May be this significant, in certain moment of files move, I tried to zfs create and got something like 'Insufficient memory' error. Couldn't reproduce either and keept no log of that event. But, host have 16Gb RAM, applications are using no more than 3-7 Gb and most of them seems to be not resident, all other memory is marked as 'cached' in top and /proc/meminfo. Usually during file move to zfs, memory listed as 90Mb free, 14Gb cached, like below.

> [Stored data entries]
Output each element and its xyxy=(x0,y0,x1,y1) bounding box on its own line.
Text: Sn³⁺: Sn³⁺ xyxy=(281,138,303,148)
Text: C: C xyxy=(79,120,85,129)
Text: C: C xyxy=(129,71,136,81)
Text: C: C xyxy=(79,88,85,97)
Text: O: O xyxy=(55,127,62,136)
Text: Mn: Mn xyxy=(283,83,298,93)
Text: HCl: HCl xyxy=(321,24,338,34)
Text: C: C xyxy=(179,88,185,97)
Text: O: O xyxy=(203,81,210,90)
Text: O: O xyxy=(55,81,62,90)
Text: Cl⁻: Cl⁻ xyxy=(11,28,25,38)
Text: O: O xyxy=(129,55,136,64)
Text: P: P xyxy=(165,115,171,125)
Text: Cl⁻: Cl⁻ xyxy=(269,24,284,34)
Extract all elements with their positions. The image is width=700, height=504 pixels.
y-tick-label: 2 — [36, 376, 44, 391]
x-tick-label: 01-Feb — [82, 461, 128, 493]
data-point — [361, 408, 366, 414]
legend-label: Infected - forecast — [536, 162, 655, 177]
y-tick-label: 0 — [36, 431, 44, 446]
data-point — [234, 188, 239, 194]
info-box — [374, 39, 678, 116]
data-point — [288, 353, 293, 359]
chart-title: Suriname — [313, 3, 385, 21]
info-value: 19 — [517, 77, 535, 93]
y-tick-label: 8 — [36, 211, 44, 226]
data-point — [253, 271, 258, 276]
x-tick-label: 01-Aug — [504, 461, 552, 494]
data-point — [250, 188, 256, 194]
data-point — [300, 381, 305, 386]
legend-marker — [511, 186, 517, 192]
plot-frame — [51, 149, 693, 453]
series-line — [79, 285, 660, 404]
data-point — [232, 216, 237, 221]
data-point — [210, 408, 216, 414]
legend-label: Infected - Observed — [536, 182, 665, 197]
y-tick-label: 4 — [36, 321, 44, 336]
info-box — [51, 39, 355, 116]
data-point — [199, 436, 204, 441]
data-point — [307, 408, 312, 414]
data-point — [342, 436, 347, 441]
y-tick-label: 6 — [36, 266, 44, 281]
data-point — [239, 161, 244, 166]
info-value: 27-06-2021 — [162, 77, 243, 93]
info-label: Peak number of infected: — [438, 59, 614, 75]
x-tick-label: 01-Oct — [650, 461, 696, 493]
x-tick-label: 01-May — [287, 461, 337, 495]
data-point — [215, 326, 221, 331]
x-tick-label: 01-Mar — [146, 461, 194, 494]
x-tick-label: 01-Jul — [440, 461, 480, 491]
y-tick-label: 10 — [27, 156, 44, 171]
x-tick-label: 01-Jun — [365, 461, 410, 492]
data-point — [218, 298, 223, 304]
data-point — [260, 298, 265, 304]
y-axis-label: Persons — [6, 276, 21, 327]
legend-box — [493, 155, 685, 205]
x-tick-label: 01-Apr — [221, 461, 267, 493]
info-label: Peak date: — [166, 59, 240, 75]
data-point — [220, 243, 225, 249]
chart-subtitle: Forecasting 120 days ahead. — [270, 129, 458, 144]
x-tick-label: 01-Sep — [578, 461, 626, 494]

> [Assigned task A]
Answer these questions using the ZFS memory post:
(i) Which command was being run when an error like 'Insufficient memory' appeared?
(ii) How much RAM does the host have?
(iii) During a file move to ZFS, how much memory is usually listed as free?
> [Assigned task B] List every memory quantity given in the ZFS memory post, with its units as shown.
> [Assigned task C] Output the passage of the ZFS memory post between "May be this" and "cached, like below.", inclusive.
These records have no connection to the text.

> [Answer box A]
(i) zfs create
(ii) 16Gb
(iii) 90Mb

> [Answer box B]
16Gb
3-7 Gb
90Mb
14Gb

> [Answer box C]
May be this significant, in certain moment of files move, I tried to zfs create and got something like 'Insufficient memory' error. Couldn't reproduce either and keept no log of that event. But, host have 16Gb RAM, applications are using no more than 3-7 Gb and most of them seems to be not resident, all other memory is marked as 'cached' in top and /proc/meminfo. Usually during file move to zfs, memory listed as 90Mb free, 14Gb cached, like below.